Task details >>
Find every line with the string "Prazo" in it, count them, and reply with that count only.
* start Records supplied *
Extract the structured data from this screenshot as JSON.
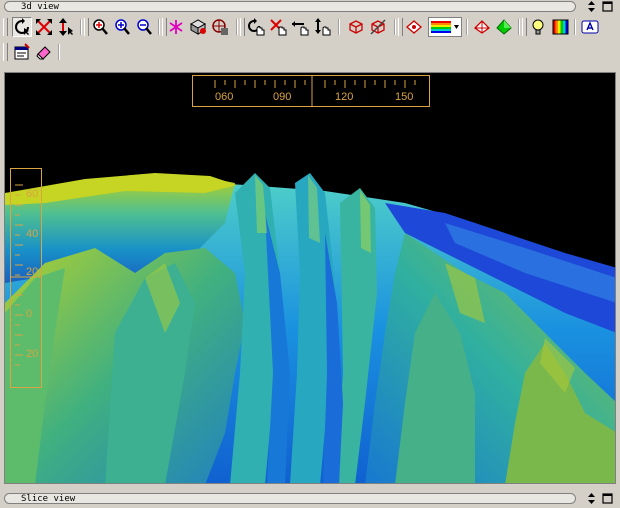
{
  "top_panel": {
    "title": "3d view",
    "collapse_icon": "up-down-arrows-icon",
    "maximize_icon": "maximize-icon"
  },
  "bottom_panel": {
    "title": "Slice view",
    "collapse_icon": "up-down-arrows-icon",
    "maximize_icon": "maximize-icon"
  },
  "toolbar1": [
    {
      "name": "rotate-tool-icon",
      "pressed": true
    },
    {
      "name": "zoom-xy-tool-icon"
    },
    {
      "name": "zoom-z-tool-icon"
    },
    {
      "name": "zoom-all-icon"
    },
    {
      "name": "zoom-in-icon"
    },
    {
      "name": "zoom-out-icon"
    },
    {
      "name": "pick-point-icon"
    },
    {
      "name": "light-icon"
    },
    {
      "name": "render-mode-icon"
    },
    {
      "name": "rotate-hand-icon"
    },
    {
      "name": "pan-hand-icon"
    },
    {
      "name": "horizontal-hand-icon"
    },
    {
      "name": "vertical-hand-icon"
    },
    {
      "name": "wireframe-icon"
    },
    {
      "name": "hide-surface-icon"
    },
    {
      "name": "color-surface-icon"
    },
    {
      "name": "colormap-dropdown-icon"
    },
    {
      "name": "shade-off-icon"
    },
    {
      "name": "shade-on-icon"
    },
    {
      "name": "lightbulb-icon"
    },
    {
      "name": "color-bar-icon"
    },
    {
      "name": "text-label-icon"
    }
  ],
  "toolbar2": [
    {
      "name": "properties-icon"
    },
    {
      "name": "eraser-icon"
    }
  ],
  "compass": {
    "ticks": [
      "060",
      "090",
      "120",
      "150"
    ]
  },
  "depth_scale": {
    "ticks": [
      "60",
      "40",
      "20",
      "0",
      "20"
    ]
  },
  "colors": {
    "frame_accent": "#d9a441"
  }
}
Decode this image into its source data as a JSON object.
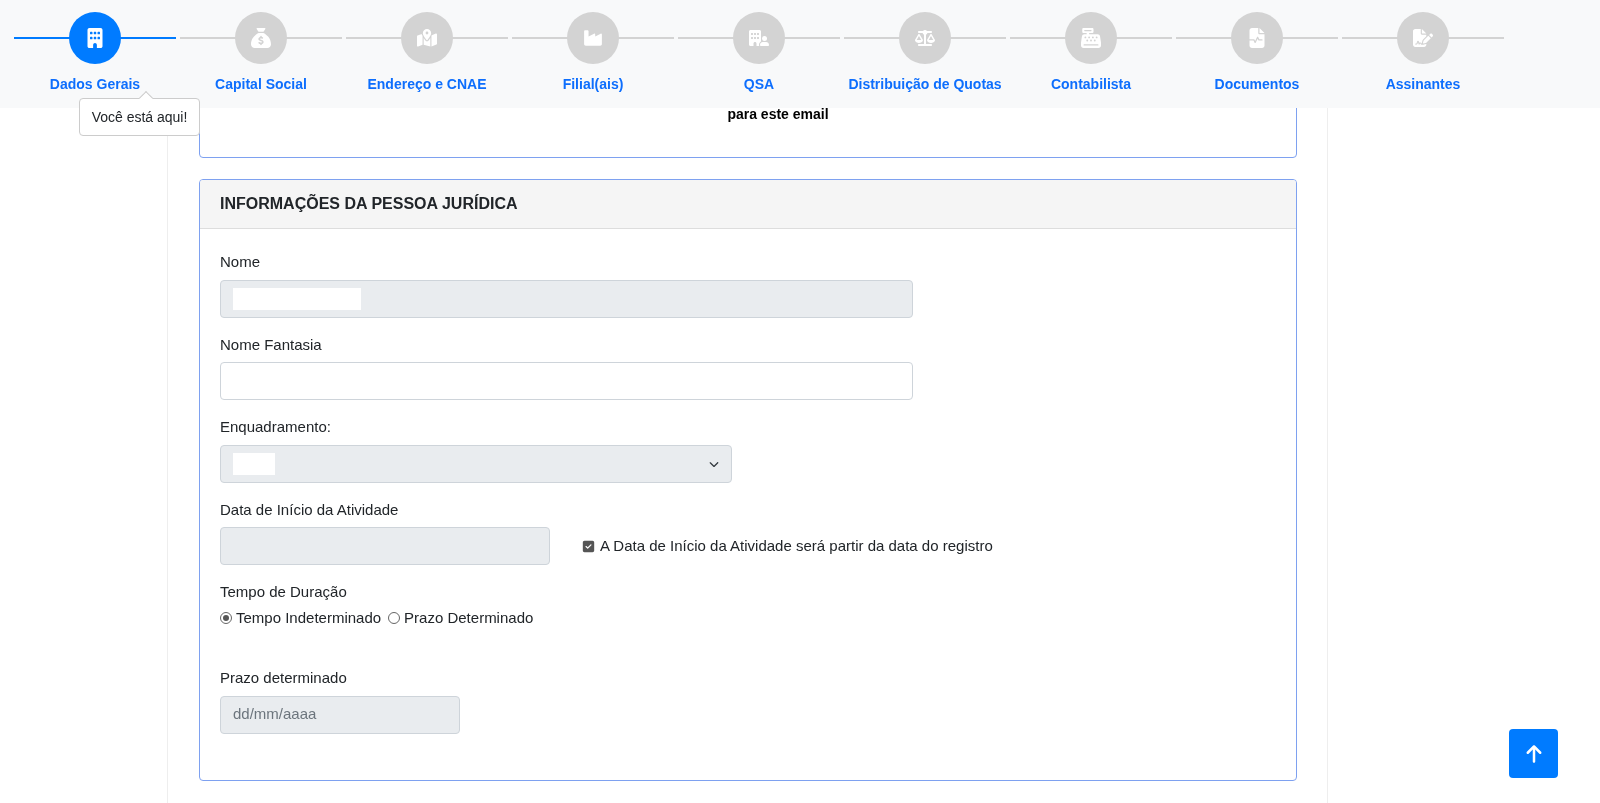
{
  "steps": [
    {
      "label": "Dados Gerais",
      "selected": true
    },
    {
      "label": "Capital Social",
      "selected": false
    },
    {
      "label": "Endereço e CNAE",
      "selected": false
    },
    {
      "label": "Filial(ais)",
      "selected": false
    },
    {
      "label": "QSA",
      "selected": false
    },
    {
      "label": "Distribuição de Quotas",
      "selected": false
    },
    {
      "label": "Contabilista",
      "selected": false
    },
    {
      "label": "Documentos",
      "selected": false
    },
    {
      "label": "Assinantes",
      "selected": false
    }
  ],
  "tooltip": "Você está aqui!",
  "top_card": {
    "text": "para este email"
  },
  "section": {
    "title": "INFORMAÇÕES DA PESSOA JURÍDICA",
    "fields": [
      {
        "kind": "text",
        "label": "Nome",
        "disabled": true,
        "redacted": true
      },
      {
        "kind": "text",
        "label": "Nome Fantasia",
        "disabled": false
      },
      {
        "kind": "select",
        "label": "Enquadramento:",
        "disabled": true,
        "redacted": true
      },
      {
        "kind": "date_with_check",
        "label": "Data de Início da Atividade",
        "disabled": true,
        "check": {
          "label": "A Data de Início da Atividade será partir da data do registro",
          "checked": true
        }
      },
      {
        "kind": "radio",
        "label": "Tempo de Duração",
        "options": [
          {
            "label": "Tempo Indeterminado",
            "selected": true
          },
          {
            "label": "Prazo Determinado",
            "selected": false
          }
        ]
      },
      {
        "kind": "text",
        "label": "Prazo determinado",
        "disabled": true,
        "placeholder": "dd/mm/aaaa"
      }
    ]
  }
}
* end Records supplied *
The response >>
2